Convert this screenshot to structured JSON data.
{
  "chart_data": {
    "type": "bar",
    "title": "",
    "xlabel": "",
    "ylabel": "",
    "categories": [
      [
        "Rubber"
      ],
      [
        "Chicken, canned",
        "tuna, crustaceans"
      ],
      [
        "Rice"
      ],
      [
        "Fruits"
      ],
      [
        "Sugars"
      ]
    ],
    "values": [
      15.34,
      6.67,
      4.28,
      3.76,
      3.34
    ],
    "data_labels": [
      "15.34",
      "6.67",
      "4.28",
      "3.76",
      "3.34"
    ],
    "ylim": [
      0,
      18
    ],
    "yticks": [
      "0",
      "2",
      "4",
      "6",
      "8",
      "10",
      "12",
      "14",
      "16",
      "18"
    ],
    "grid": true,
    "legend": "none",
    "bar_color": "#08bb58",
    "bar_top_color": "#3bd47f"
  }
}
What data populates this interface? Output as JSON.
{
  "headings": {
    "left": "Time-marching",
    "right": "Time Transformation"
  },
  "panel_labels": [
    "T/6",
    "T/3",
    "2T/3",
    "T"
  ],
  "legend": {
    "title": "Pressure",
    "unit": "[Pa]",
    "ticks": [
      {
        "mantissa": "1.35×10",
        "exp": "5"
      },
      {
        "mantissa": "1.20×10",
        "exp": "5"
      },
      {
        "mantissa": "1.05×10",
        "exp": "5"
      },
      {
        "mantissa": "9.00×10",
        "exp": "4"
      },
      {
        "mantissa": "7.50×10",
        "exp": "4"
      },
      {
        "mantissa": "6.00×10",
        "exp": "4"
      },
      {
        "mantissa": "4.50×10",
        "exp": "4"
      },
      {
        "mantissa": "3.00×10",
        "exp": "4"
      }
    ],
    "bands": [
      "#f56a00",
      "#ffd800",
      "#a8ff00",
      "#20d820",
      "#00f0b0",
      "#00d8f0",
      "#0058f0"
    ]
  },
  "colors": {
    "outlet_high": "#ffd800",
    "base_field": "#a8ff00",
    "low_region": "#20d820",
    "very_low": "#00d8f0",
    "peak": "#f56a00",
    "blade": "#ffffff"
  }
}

▶ WHAT NEEDS TO BE DONE: Set down the entries verbatim, leaving none out.

▶ REPLY:
Convert this screenshot to structured JSON data.
{
  "chart_data": {
    "type": "bar",
    "title": "",
    "xlabel": "",
    "ylabel": "",
    "categories": [
      [
        "Rubber"
      ],
      [
        "Chicken, canned",
        "tuna, crustaceans"
      ],
      [
        "Rice"
      ],
      [
        "Fruits"
      ],
      [
        "Sugars"
      ]
    ],
    "values": [
      15.34,
      6.67,
      4.28,
      3.76,
      3.34
    ],
    "data_labels": [
      "15.34",
      "6.67",
      "4.28",
      "3.76",
      "3.34"
    ],
    "ylim": [
      0,
      18
    ],
    "yticks": [
      "0",
      "2",
      "4",
      "6",
      "8",
      "10",
      "12",
      "14",
      "16",
      "18"
    ],
    "grid": true,
    "legend": "none",
    "bar_color": "#08bb58",
    "bar_top_color": "#3bd47f"
  }
}
What data populates this interface? Output as JSON.
{
  "headings": {
    "left": "Time-marching",
    "right": "Time Transformation"
  },
  "panel_labels": [
    "T/6",
    "T/3",
    "2T/3",
    "T"
  ],
  "legend": {
    "title": "Pressure",
    "unit": "[Pa]",
    "ticks": [
      {
        "mantissa": "1.35×10",
        "exp": "5"
      },
      {
        "mantissa": "1.20×10",
        "exp": "5"
      },
      {
        "mantissa": "1.05×10",
        "exp": "5"
      },
      {
        "mantissa": "9.00×10",
        "exp": "4"
      },
      {
        "mantissa": "7.50×10",
        "exp": "4"
      },
      {
        "mantissa": "6.00×10",
        "exp": "4"
      },
      {
        "mantissa": "4.50×10",
        "exp": "4"
      },
      {
        "mantissa": "3.00×10",
        "exp": "4"
      }
    ],
    "bands": [
      "#f56a00",
      "#ffd800",
      "#a8ff00",
      "#20d820",
      "#00f0b0",
      "#00d8f0",
      "#0058f0"
    ]
  },
  "colors": {
    "outlet_high": "#ffd800",
    "base_field": "#a8ff00",
    "low_region": "#20d820",
    "very_low": "#00d8f0",
    "peak": "#f56a00",
    "blade": "#ffffff"
  }
}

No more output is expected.